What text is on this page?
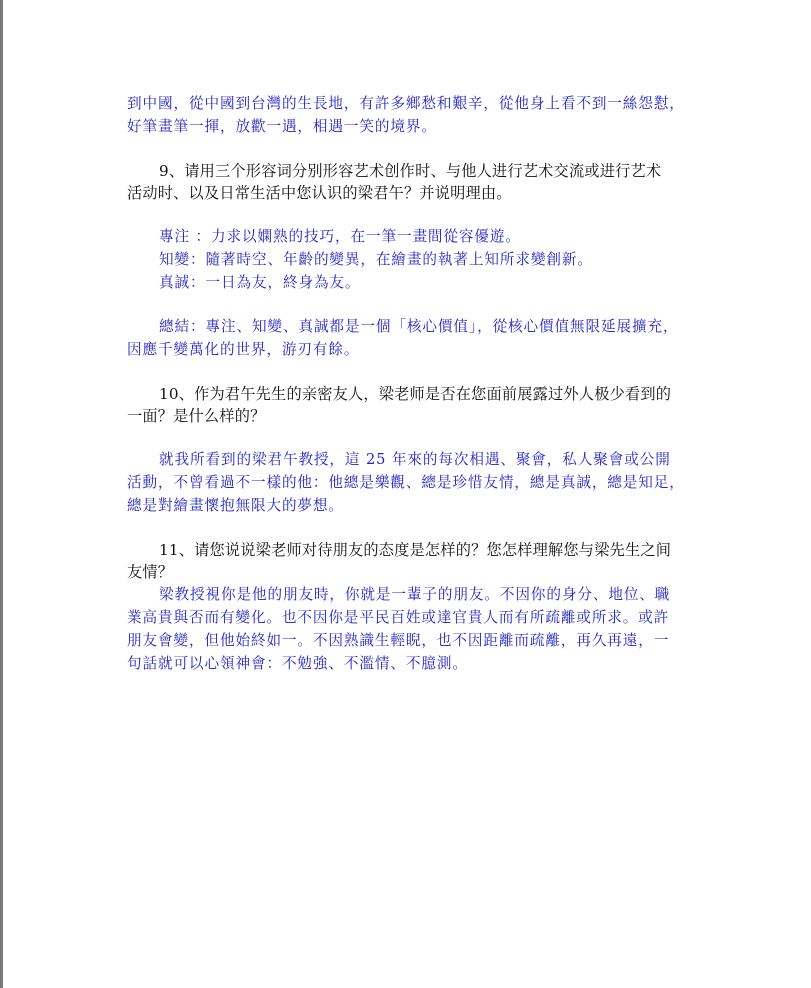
到中國，從中國到台灣的生長地，有許多鄉愁和艱辛，從他身上看不到一絲怨懟，
好筆畫筆一揮，放歡一遇，相遇一笑的境界。
9、请用三个形容词分别形容艺术创作时、与他人进行艺术交流或进行艺术
活动时、以及日常生活中您认识的梁君午？并说明理由。
專注 ：力求以嫻熟的技巧，在一筆一畫間從容優遊。
知變：隨著時空、年齡的變異，在繪畫的執著上知所求變創新。
真誠：一日為友，終身為友。
總結：專注、知變、真誠都是一個「核心價值」，從核心價值無限延展擴充，
因應千變萬化的世界，游刃有餘。
10、作为君午先生的亲密友人，梁老师是否在您面前展露过外人极少看到的
一面？是什么样的？
就我所看到的梁君午教授，這 25 年來的每次相遇、聚會，私人聚會或公開
活動，不曾看過不一樣的他：他總是樂觀、總是珍惜友情，總是真誠，總是知足，
總是對繪畫懷抱無限大的夢想。
11、请您说说梁老师对待朋友的态度是怎样的？您怎样理解您与梁先生之间
友情？
梁教授視你是他的朋友時，你就是一輩子的朋友。不因你的身分、地位、職
業高貴與否而有變化。也不因你是平民百姓或達官貴人而有所疏離或所求。或許
朋友會變，但他始終如一。不因熟識生輕睨，也不因距離而疏離，再久再遠，一
句話就可以心領神會：不勉強、不濫情、不臆測。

* _The exercise_: Reproduce the material word for word. Any pictures should be left out of the copy.

* _Result of this task_:
What text is on this page?
到中國，從中國到台灣的生長地，有許多鄉愁和艱辛，從他身上看不到一絲怨懟，
好筆畫筆一揮，放歡一遇，相遇一笑的境界。
9、请用三个形容词分别形容艺术创作时、与他人进行艺术交流或进行艺术
活动时、以及日常生活中您认识的梁君午？并说明理由。
專注 ：力求以嫻熟的技巧，在一筆一畫間從容優遊。
知變：隨著時空、年齡的變異，在繪畫的執著上知所求變創新。
真誠：一日為友，終身為友。
總結：專注、知變、真誠都是一個「核心價值」，從核心價值無限延展擴充，
因應千變萬化的世界，游刃有餘。
10、作为君午先生的亲密友人，梁老师是否在您面前展露过外人极少看到的
一面？是什么样的？
就我所看到的梁君午教授，這 25 年來的每次相遇、聚會，私人聚會或公開
活動，不曾看過不一樣的他：他總是樂觀、總是珍惜友情，總是真誠，總是知足，
總是對繪畫懷抱無限大的夢想。
11、请您说说梁老师对待朋友的态度是怎样的？您怎样理解您与梁先生之间
友情？
梁教授視你是他的朋友時，你就是一輩子的朋友。不因你的身分、地位、職
業高貴與否而有變化。也不因你是平民百姓或達官貴人而有所疏離或所求。或許
朋友會變，但他始終如一。不因熟識生輕睨，也不因距離而疏離，再久再遠，一
句話就可以心領神會：不勉強、不濫情、不臆測。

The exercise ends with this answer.